[Entries from a dataset]
--- --- ---

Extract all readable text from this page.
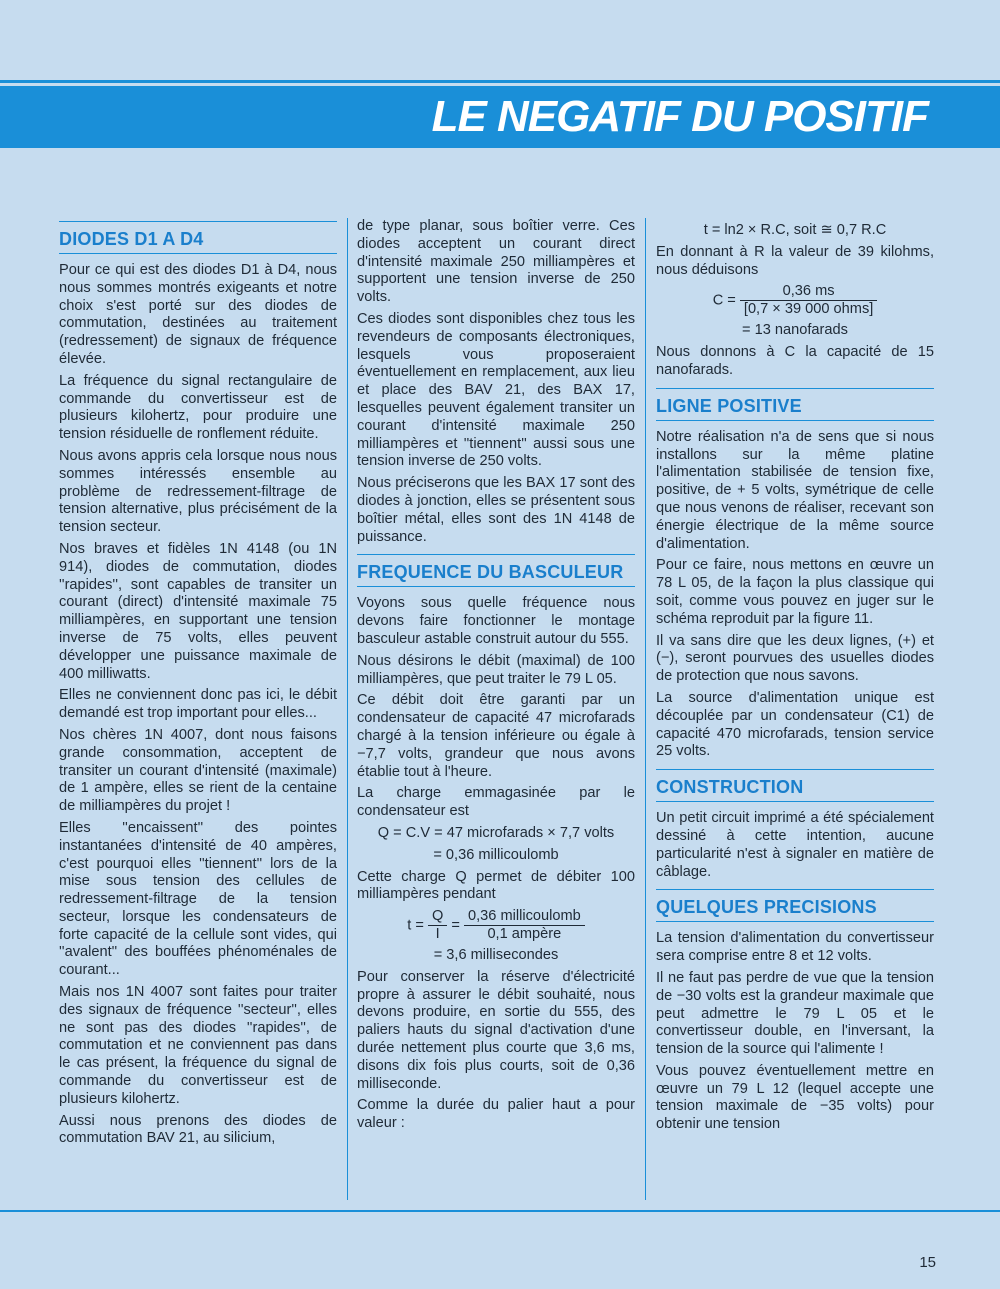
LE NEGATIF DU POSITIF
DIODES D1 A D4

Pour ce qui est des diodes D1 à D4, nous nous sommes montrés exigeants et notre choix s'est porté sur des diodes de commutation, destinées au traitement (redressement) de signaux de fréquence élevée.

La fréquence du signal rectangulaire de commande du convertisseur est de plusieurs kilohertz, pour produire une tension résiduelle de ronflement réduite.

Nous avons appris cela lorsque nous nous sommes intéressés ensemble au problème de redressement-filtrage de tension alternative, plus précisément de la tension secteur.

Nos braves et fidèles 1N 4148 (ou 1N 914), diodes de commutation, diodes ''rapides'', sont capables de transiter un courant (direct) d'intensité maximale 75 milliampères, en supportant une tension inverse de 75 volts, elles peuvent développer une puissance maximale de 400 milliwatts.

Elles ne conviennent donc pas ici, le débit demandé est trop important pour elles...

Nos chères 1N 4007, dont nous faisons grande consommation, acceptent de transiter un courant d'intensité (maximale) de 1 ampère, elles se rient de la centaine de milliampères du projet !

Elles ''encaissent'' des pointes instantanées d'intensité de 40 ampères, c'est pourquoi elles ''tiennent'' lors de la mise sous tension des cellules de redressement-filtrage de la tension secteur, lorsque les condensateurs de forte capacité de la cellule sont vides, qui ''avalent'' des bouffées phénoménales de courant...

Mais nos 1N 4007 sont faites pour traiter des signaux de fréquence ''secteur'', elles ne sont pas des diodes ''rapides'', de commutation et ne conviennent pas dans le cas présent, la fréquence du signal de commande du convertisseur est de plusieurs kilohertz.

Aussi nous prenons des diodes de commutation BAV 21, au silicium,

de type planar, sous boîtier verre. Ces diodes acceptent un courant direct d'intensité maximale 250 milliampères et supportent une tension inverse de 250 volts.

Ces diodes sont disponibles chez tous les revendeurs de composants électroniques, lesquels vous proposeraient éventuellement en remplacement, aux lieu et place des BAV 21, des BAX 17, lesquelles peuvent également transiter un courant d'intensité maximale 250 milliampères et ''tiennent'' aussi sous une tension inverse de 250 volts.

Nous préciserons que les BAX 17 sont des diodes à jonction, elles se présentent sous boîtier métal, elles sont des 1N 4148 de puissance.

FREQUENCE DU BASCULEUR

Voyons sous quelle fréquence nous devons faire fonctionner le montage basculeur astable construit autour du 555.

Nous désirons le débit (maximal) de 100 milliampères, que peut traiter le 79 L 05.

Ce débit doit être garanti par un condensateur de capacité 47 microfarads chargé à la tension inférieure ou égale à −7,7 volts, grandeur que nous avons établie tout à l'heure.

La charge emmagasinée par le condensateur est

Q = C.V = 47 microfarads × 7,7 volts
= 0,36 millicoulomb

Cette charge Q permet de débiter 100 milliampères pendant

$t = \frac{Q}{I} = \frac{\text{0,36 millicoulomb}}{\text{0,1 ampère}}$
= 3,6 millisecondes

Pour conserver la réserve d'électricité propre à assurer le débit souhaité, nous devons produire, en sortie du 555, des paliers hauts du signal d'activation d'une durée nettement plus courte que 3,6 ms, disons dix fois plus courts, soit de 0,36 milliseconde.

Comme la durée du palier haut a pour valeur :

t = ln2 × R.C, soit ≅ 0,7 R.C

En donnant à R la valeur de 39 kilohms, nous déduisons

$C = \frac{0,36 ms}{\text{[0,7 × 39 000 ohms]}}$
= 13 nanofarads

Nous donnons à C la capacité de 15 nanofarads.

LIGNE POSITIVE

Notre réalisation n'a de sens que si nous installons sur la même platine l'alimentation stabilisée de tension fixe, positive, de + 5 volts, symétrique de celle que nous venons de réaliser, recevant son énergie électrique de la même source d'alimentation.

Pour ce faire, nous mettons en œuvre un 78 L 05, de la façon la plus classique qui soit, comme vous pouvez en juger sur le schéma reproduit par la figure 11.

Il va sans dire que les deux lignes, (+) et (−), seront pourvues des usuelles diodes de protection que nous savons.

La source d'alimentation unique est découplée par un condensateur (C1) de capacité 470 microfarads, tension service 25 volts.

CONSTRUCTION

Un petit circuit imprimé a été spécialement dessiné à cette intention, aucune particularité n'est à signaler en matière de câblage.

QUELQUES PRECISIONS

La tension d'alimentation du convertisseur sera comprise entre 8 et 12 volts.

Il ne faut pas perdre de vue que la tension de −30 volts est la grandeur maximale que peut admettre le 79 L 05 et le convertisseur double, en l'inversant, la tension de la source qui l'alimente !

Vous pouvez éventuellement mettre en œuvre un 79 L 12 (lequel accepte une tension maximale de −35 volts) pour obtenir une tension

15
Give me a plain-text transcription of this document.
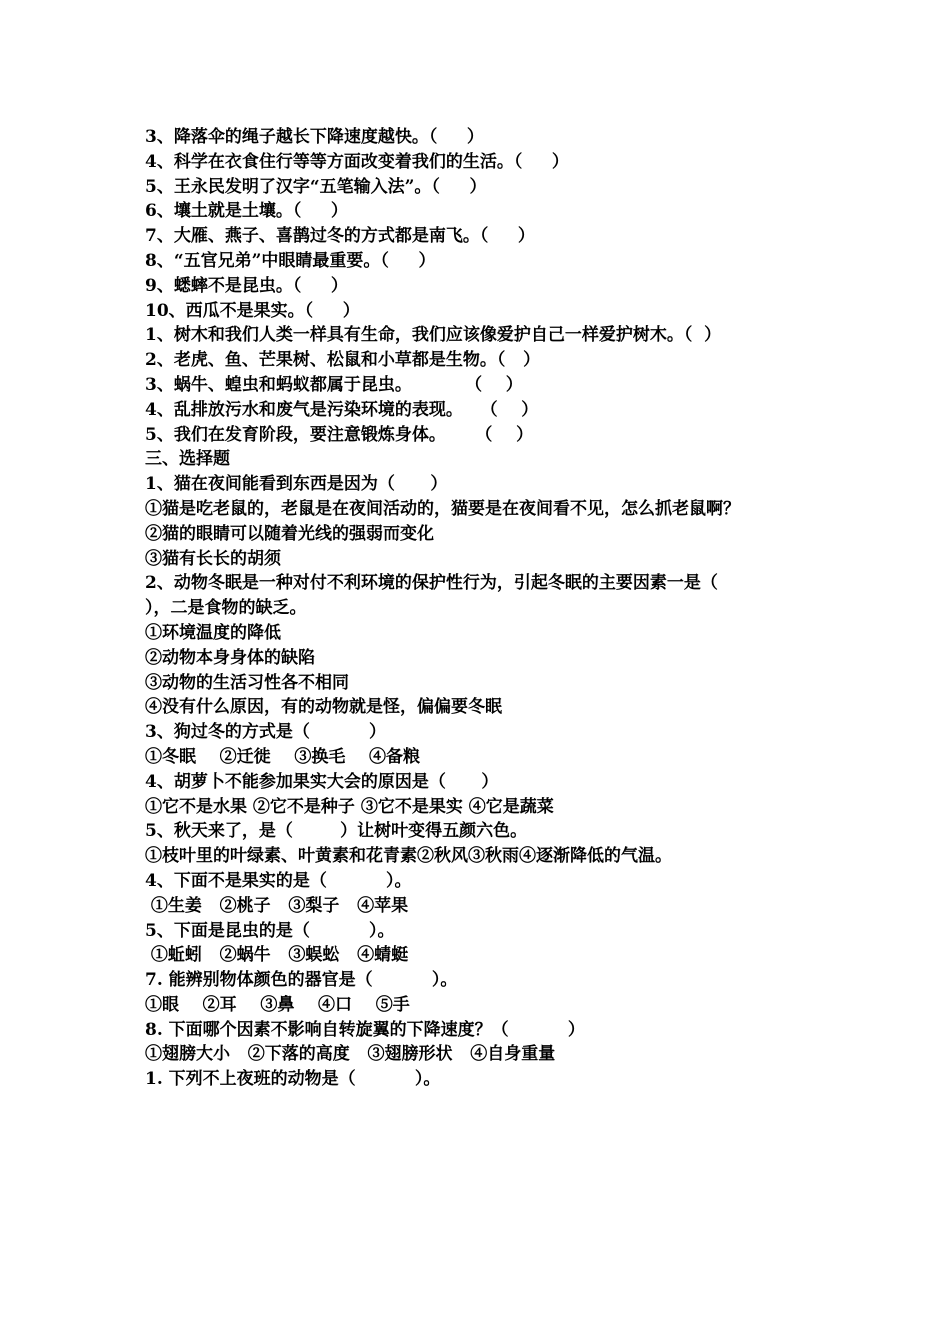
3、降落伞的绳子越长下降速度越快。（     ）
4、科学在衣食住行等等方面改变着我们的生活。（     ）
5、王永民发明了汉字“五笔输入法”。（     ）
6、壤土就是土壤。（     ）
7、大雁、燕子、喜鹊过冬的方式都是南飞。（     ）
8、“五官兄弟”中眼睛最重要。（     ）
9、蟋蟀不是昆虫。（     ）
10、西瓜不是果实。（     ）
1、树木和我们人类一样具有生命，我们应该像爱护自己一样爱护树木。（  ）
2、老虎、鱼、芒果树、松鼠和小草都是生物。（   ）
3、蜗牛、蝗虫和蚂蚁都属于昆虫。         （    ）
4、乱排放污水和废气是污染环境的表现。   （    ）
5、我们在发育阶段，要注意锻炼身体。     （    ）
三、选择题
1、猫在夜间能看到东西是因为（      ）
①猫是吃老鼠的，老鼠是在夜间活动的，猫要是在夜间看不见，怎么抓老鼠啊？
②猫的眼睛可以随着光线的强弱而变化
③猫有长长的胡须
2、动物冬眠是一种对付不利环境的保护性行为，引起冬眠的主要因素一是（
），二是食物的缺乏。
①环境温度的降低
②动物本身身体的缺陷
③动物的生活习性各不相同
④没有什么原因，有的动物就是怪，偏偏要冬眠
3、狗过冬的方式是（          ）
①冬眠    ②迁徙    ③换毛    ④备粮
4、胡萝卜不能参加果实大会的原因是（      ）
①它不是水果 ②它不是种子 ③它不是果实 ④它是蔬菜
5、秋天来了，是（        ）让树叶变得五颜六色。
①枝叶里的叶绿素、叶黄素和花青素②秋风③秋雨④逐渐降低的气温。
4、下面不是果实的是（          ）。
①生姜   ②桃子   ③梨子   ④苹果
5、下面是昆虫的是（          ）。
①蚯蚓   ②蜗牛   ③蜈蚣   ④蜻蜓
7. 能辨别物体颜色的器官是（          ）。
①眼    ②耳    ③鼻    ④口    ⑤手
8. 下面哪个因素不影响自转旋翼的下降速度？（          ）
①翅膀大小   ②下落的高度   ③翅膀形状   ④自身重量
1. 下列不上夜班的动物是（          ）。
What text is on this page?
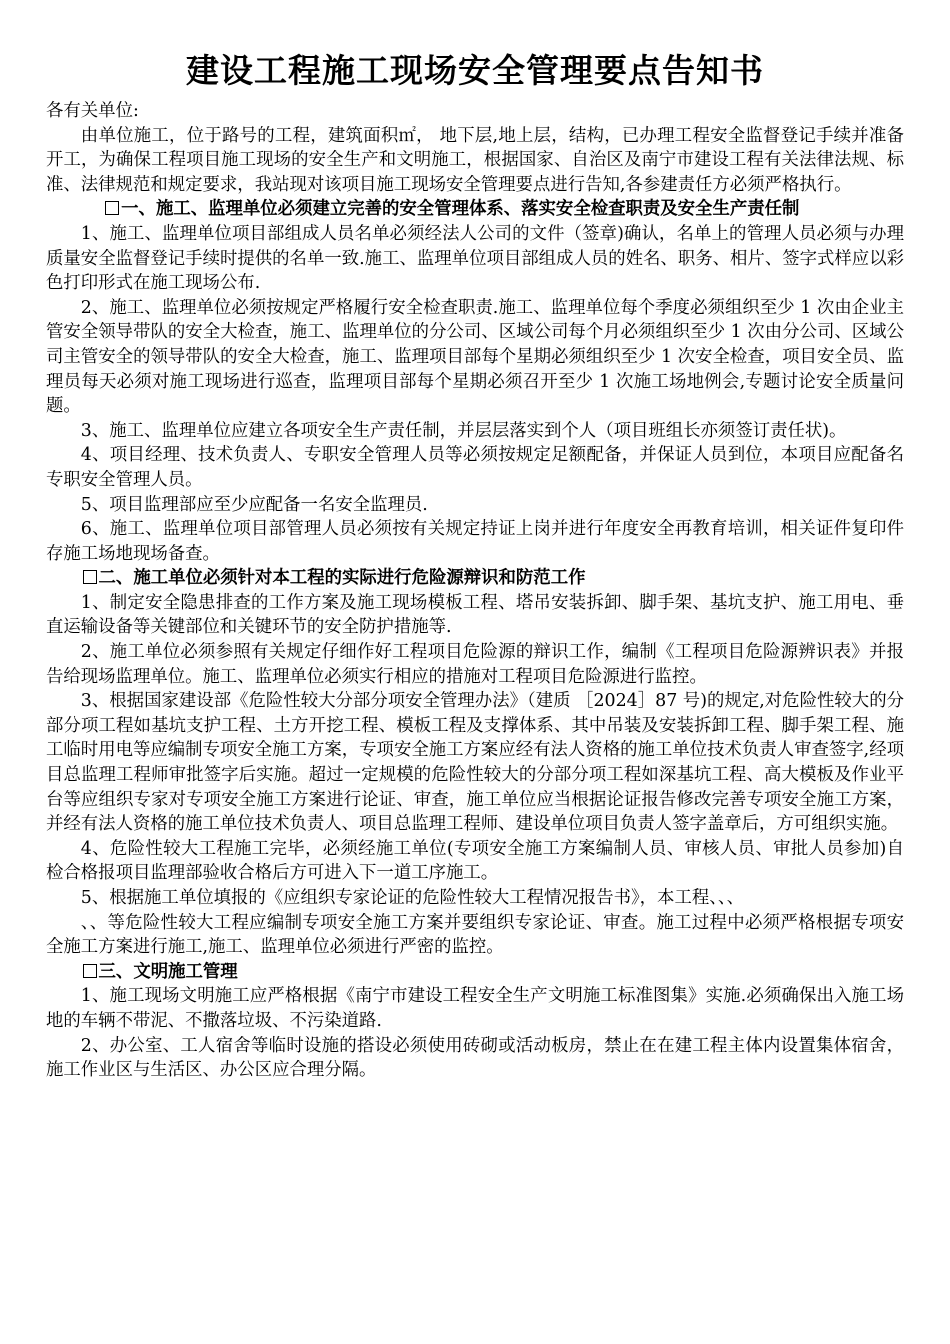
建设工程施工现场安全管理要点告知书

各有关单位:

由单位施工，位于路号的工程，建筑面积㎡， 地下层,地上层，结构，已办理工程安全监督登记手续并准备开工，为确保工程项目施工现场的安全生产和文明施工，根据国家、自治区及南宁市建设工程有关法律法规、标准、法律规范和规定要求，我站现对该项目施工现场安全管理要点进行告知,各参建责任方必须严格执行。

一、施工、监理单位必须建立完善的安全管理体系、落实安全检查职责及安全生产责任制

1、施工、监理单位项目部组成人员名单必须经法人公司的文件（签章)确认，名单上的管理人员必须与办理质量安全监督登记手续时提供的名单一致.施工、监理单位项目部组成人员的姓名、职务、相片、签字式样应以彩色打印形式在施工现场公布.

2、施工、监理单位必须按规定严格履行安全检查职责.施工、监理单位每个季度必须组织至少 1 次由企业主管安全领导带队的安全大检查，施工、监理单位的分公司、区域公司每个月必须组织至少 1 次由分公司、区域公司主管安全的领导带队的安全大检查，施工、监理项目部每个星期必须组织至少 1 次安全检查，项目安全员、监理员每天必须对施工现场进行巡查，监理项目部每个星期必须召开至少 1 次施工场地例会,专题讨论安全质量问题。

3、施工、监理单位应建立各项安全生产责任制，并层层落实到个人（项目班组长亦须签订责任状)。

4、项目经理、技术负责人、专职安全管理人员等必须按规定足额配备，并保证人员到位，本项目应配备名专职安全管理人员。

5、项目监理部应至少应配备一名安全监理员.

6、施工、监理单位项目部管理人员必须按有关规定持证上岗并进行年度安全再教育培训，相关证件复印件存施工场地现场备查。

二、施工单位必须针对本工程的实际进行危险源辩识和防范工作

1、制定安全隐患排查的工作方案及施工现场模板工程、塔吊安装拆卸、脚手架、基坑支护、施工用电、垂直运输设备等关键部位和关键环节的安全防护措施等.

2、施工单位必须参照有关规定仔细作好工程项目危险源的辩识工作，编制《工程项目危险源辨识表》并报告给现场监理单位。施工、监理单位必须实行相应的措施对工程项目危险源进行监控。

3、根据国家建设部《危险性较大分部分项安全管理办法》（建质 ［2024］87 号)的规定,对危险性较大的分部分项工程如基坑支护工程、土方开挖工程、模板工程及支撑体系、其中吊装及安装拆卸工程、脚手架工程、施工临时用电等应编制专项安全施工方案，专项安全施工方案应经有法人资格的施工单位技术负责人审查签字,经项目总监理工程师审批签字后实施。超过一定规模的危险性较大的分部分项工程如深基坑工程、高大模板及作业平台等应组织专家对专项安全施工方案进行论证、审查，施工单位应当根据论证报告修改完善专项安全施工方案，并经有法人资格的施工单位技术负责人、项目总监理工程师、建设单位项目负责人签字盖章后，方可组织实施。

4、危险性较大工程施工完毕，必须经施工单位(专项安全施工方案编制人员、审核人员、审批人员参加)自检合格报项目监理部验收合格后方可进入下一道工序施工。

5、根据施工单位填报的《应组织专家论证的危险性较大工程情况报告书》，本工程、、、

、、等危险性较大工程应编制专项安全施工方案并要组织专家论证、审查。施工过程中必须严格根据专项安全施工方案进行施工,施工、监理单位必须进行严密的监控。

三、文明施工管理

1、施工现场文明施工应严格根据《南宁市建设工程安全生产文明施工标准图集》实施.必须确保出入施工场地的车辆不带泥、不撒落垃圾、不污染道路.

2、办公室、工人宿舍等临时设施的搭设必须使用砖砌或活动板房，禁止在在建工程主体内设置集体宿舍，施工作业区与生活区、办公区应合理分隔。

--- --- ---

▸ **Written instruction**
Say how many lines of the material contain the word "frac", with no other text.

▸ **Exercise solution**
2